WHAT TO PRODUCE: Omit the pictures, then reproduce every remaining record exactly.

====

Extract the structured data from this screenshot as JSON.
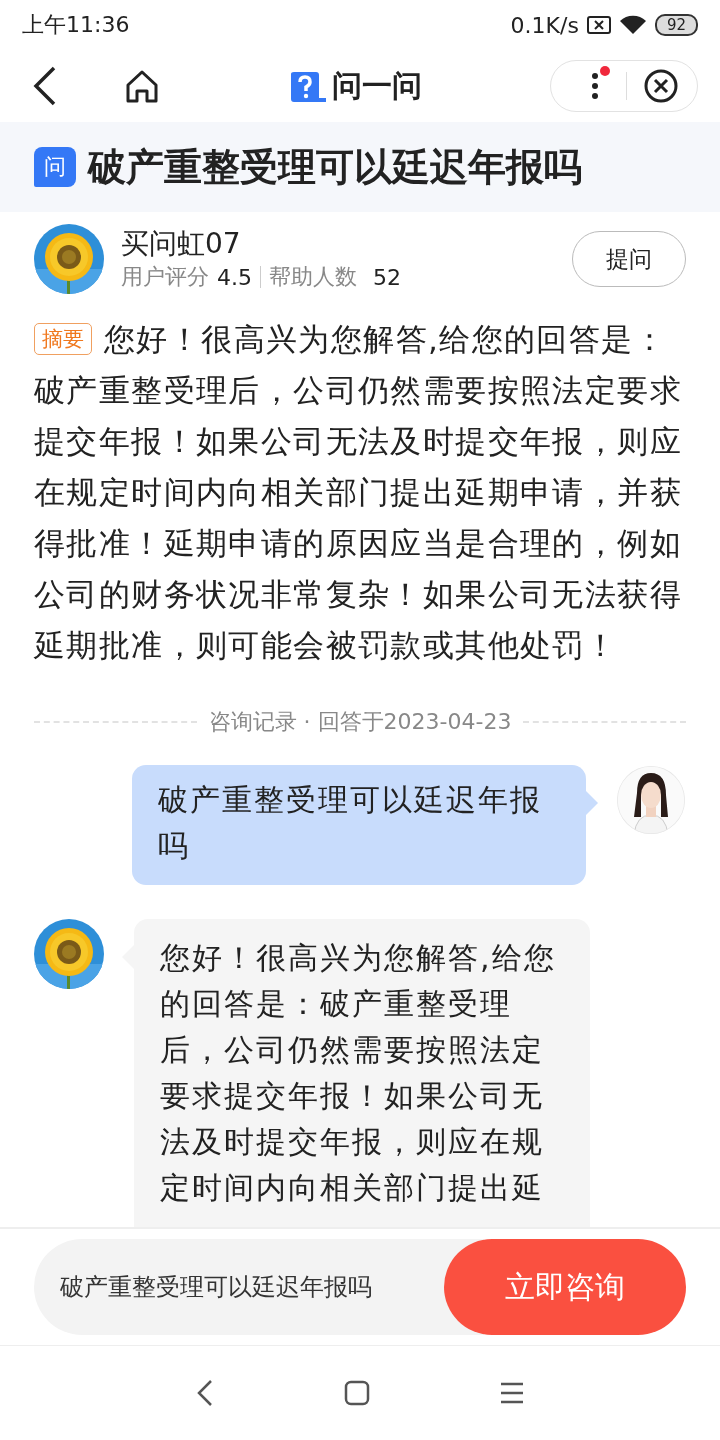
{
  "status_bar": {
    "time": "上午11:36",
    "speed": "0.1K/s",
    "battery": "92"
  },
  "header": {
    "title": "问一问",
    "menu_badge": true
  },
  "question": {
    "tag": "问",
    "title": "破产重整受理可以廷迟年报吗"
  },
  "answerer": {
    "name": "买问虹07",
    "rating_label": "用户评分",
    "rating": "4.5",
    "helped_label": "帮助人数",
    "helped": "52",
    "ask_button": "提问"
  },
  "summary": {
    "tag": "摘要",
    "text": "您好！很高兴为您解答,给您的回答是：破产重整受理后，公司仍然需要按照法定要求提交年报！如果公司无法及时提交年报，则应在规定时间内向相关部门提出延期申请，并获得批准！延期申请的原因应当是合理的，例如公司的财务状况非常复杂！如果公司无法获得延期批准，则可能会被罚款或其他处罚！"
  },
  "record_label": "咨询记录 · 回答于2023-04-23",
  "messages": [
    {
      "kind": "user",
      "text": "破产重整受理可以廷迟年报吗"
    },
    {
      "kind": "expert",
      "text": "您好！很高兴为您解答,给您的回答是：破产重整受理后，公司仍然需要按照法定要求提交年报！如果公司无法及时提交年报，则应在规定时间内向相关部门提出延"
    }
  ],
  "consult_bar": {
    "field_value": "破产重整受理可以廷迟年报吗",
    "button": "立即咨询"
  }
}
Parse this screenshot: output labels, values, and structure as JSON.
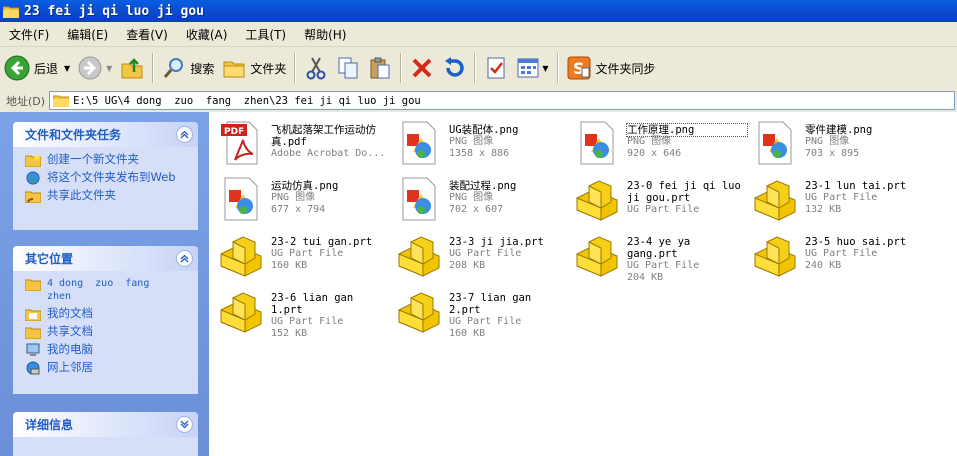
{
  "window": {
    "title": "23 fei ji qi luo ji gou"
  },
  "menu": [
    "文件(F)",
    "编辑(E)",
    "查看(V)",
    "收藏(A)",
    "工具(T)",
    "帮助(H)"
  ],
  "toolbar": {
    "back": "后退",
    "search": "搜索",
    "folders": "文件夹",
    "sync": "文件夹同步"
  },
  "address": {
    "label": "地址(D)",
    "path": "E:\\5 UG\\4 dong  zuo  fang  zhen\\23 fei ji qi luo ji gou"
  },
  "sidebar": {
    "tasks": {
      "title": "文件和文件夹任务",
      "items": [
        "创建一个新文件夹",
        "将这个文件夹发布到Web",
        "共享此文件夹"
      ]
    },
    "places": {
      "title": "其它位置",
      "items": [
        "4 dong  zuo  fang zhen",
        "我的文档",
        "共享文档",
        "我的电脑",
        "网上邻居"
      ]
    },
    "details": {
      "title": "详细信息"
    }
  },
  "files": [
    {
      "name": "飞机起落架工作运动仿真.pdf",
      "type": "Adobe Acrobat Do...",
      "info": "",
      "icon": "pdf-icon"
    },
    {
      "name": "UG装配体.png",
      "type": "PNG 图像",
      "info": "1358 x 886",
      "icon": "png-icon"
    },
    {
      "name": "工作原理.png",
      "type": "PNG 图像",
      "info": "920 x 646",
      "icon": "png-icon"
    },
    {
      "name": "零件建模.png",
      "type": "PNG 图像",
      "info": "703 x 895",
      "icon": "png-icon"
    },
    {
      "name": "运动仿真.png",
      "type": "PNG 图像",
      "info": "677 x 794",
      "icon": "png-icon"
    },
    {
      "name": "装配过程.png",
      "type": "PNG 图像",
      "info": "702 x 607",
      "icon": "png-icon"
    },
    {
      "name": "23-0 fei ji qi luo ji gou.prt",
      "type": "UG Part File",
      "info": "",
      "icon": "prt-icon"
    },
    {
      "name": "23-1 lun tai.prt",
      "type": "UG Part File",
      "info": "132 KB",
      "icon": "prt-icon"
    },
    {
      "name": "23-2 tui gan.prt",
      "type": "UG Part File",
      "info": "160 KB",
      "icon": "prt-icon"
    },
    {
      "name": "23-3 ji jia.prt",
      "type": "UG Part File",
      "info": "208 KB",
      "icon": "prt-icon"
    },
    {
      "name": "23-4 ye ya gang.prt",
      "type": "UG Part File",
      "info": "204 KB",
      "icon": "prt-icon"
    },
    {
      "name": "23-5 huo sai.prt",
      "type": "UG Part File",
      "info": "240 KB",
      "icon": "prt-icon"
    },
    {
      "name": "23-6 lian gan 1.prt",
      "type": "UG Part File",
      "info": "152 KB",
      "icon": "prt-icon"
    },
    {
      "name": "23-7 lian gan 2.prt",
      "type": "UG Part File",
      "info": "160 KB",
      "icon": "prt-icon"
    }
  ],
  "colors": {
    "title_bar": "#0b4fd6",
    "sidebar_bg": "#7ba2e7",
    "link": "#215dc6",
    "chrome": "#ece9d8"
  }
}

====

WRITTEN REPLY:
Extract the structured data from this screenshot as JSON.
{
  "status_bar": {
    "time": "上午11:36",
    "speed": "0.1K/s",
    "battery": "92"
  },
  "header": {
    "title": "问一问",
    "menu_badge": true
  },
  "question": {
    "tag": "问",
    "title": "破产重整受理可以廷迟年报吗"
  },
  "answerer": {
    "name": "买问虹07",
    "rating_label": "用户评分",
    "rating": "4.5",
    "helped_label": "帮助人数",
    "helped": "52",
    "ask_button": "提问"
  },
  "summary": {
    "tag": "摘要",
    "text": "您好！很高兴为您解答,给您的回答是：破产重整受理后，公司仍然需要按照法定要求提交年报！如果公司无法及时提交年报，则应在规定时间内向相关部门提出延期申请，并获得批准！延期申请的原因应当是合理的，例如公司的财务状况非常复杂！如果公司无法获得延期批准，则可能会被罚款或其他处罚！"
  },
  "record_label": "咨询记录 · 回答于2023-04-23",
  "messages": [
    {
      "kind": "user",
      "text": "破产重整受理可以廷迟年报吗"
    },
    {
      "kind": "expert",
      "text": "您好！很高兴为您解答,给您的回答是：破产重整受理后，公司仍然需要按照法定要求提交年报！如果公司无法及时提交年报，则应在规定时间内向相关部门提出延"
    }
  ],
  "consult_bar": {
    "field_value": "破产重整受理可以廷迟年报吗",
    "button": "立即咨询"
  }
}
Parse this screenshot: output labels, values, and structure as JSON.
{
  "window": {
    "title": "23 fei ji qi luo ji gou"
  },
  "menu": [
    "文件(F)",
    "编辑(E)",
    "查看(V)",
    "收藏(A)",
    "工具(T)",
    "帮助(H)"
  ],
  "toolbar": {
    "back": "后退",
    "search": "搜索",
    "folders": "文件夹",
    "sync": "文件夹同步"
  },
  "address": {
    "label": "地址(D)",
    "path": "E:\\5 UG\\4 dong  zuo  fang  zhen\\23 fei ji qi luo ji gou"
  },
  "sidebar": {
    "tasks": {
      "title": "文件和文件夹任务",
      "items": [
        "创建一个新文件夹",
        "将这个文件夹发布到Web",
        "共享此文件夹"
      ]
    },
    "places": {
      "title": "其它位置",
      "items": [
        "4 dong  zuo  fang zhen",
        "我的文档",
        "共享文档",
        "我的电脑",
        "网上邻居"
      ]
    },
    "details": {
      "title": "详细信息"
    }
  },
  "files": [
    {
      "name": "飞机起落架工作运动仿真.pdf",
      "type": "Adobe Acrobat Do...",
      "info": "",
      "icon": "pdf-icon"
    },
    {
      "name": "UG装配体.png",
      "type": "PNG 图像",
      "info": "1358 x 886",
      "icon": "png-icon"
    },
    {
      "name": "工作原理.png",
      "type": "PNG 图像",
      "info": "920 x 646",
      "icon": "png-icon"
    },
    {
      "name": "零件建模.png",
      "type": "PNG 图像",
      "info": "703 x 895",
      "icon": "png-icon"
    },
    {
      "name": "运动仿真.png",
      "type": "PNG 图像",
      "info": "677 x 794",
      "icon": "png-icon"
    },
    {
      "name": "装配过程.png",
      "type": "PNG 图像",
      "info": "702 x 607",
      "icon": "png-icon"
    },
    {
      "name": "23-0 fei ji qi luo ji gou.prt",
      "type": "UG Part File",
      "info": "",
      "icon": "prt-icon"
    },
    {
      "name": "23-1 lun tai.prt",
      "type": "UG Part File",
      "info": "132 KB",
      "icon": "prt-icon"
    },
    {
      "name": "23-2 tui gan.prt",
      "type": "UG Part File",
      "info": "160 KB",
      "icon": "prt-icon"
    },
    {
      "name": "23-3 ji jia.prt",
      "type": "UG Part File",
      "info": "208 KB",
      "icon": "prt-icon"
    },
    {
      "name": "23-4 ye ya gang.prt",
      "type": "UG Part File",
      "info": "204 KB",
      "icon": "prt-icon"
    },
    {
      "name": "23-5 huo sai.prt",
      "type": "UG Part File",
      "info": "240 KB",
      "icon": "prt-icon"
    },
    {
      "name": "23-6 lian gan 1.prt",
      "type": "UG Part File",
      "info": "152 KB",
      "icon": "prt-icon"
    },
    {
      "name": "23-7 lian gan 2.prt",
      "type": "UG Part File",
      "info": "160 KB",
      "icon": "prt-icon"
    }
  ],
  "colors": {
    "title_bar": "#0b4fd6",
    "sidebar_bg": "#7ba2e7",
    "link": "#215dc6",
    "chrome": "#ece9d8"
  }
}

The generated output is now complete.